> _Collected data_
━━━━━━━━

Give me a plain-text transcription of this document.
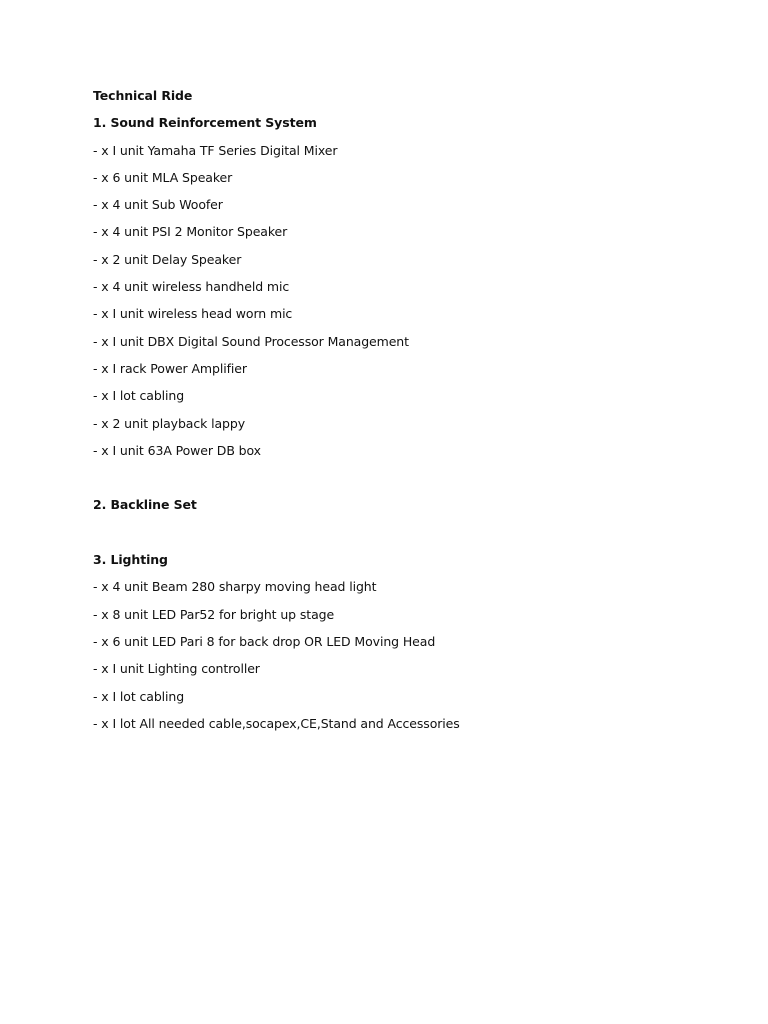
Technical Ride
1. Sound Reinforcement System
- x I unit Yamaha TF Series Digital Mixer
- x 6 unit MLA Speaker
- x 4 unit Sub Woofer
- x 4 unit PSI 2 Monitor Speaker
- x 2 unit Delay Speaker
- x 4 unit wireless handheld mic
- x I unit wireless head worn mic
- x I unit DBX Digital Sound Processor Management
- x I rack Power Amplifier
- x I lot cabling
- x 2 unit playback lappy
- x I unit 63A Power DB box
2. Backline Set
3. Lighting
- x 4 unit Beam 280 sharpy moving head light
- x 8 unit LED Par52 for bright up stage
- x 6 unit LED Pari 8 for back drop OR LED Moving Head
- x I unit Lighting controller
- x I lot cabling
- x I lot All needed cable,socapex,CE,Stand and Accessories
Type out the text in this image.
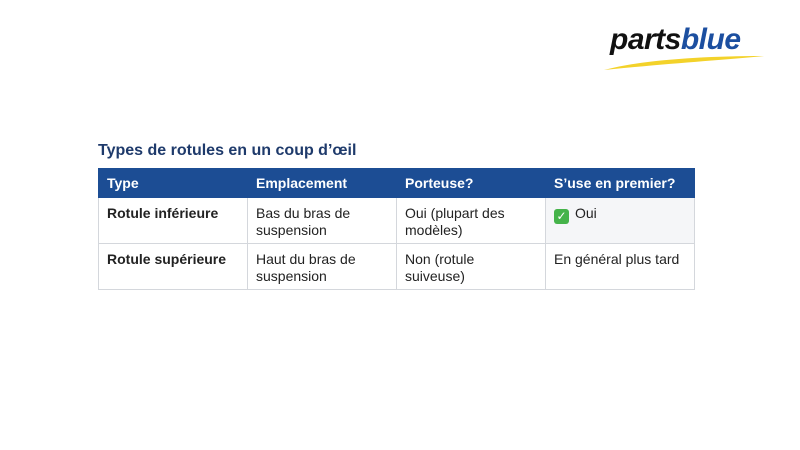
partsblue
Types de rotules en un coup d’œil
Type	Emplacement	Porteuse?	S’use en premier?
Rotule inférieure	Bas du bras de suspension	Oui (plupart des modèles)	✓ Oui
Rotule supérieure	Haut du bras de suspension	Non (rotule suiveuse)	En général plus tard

━━━━━━━━

> _WRITTEN TASK_
Take only the line containing "Type out the text in this image." and every line after it to the end of the entries, and copy them exactly, pictures excluded.

> _SOLUTION TO THIS EXERCISE_
Type out the text in this image.
partsblue
Types de rotules en un coup d’œil
Type	Emplacement	Porteuse?	S’use en premier?
Rotule inférieure	Bas du bras de suspension	Oui (plupart des modèles)	✓ Oui
Rotule supérieure	Haut du bras de suspension	Non (rotule suiveuse)	En général plus tard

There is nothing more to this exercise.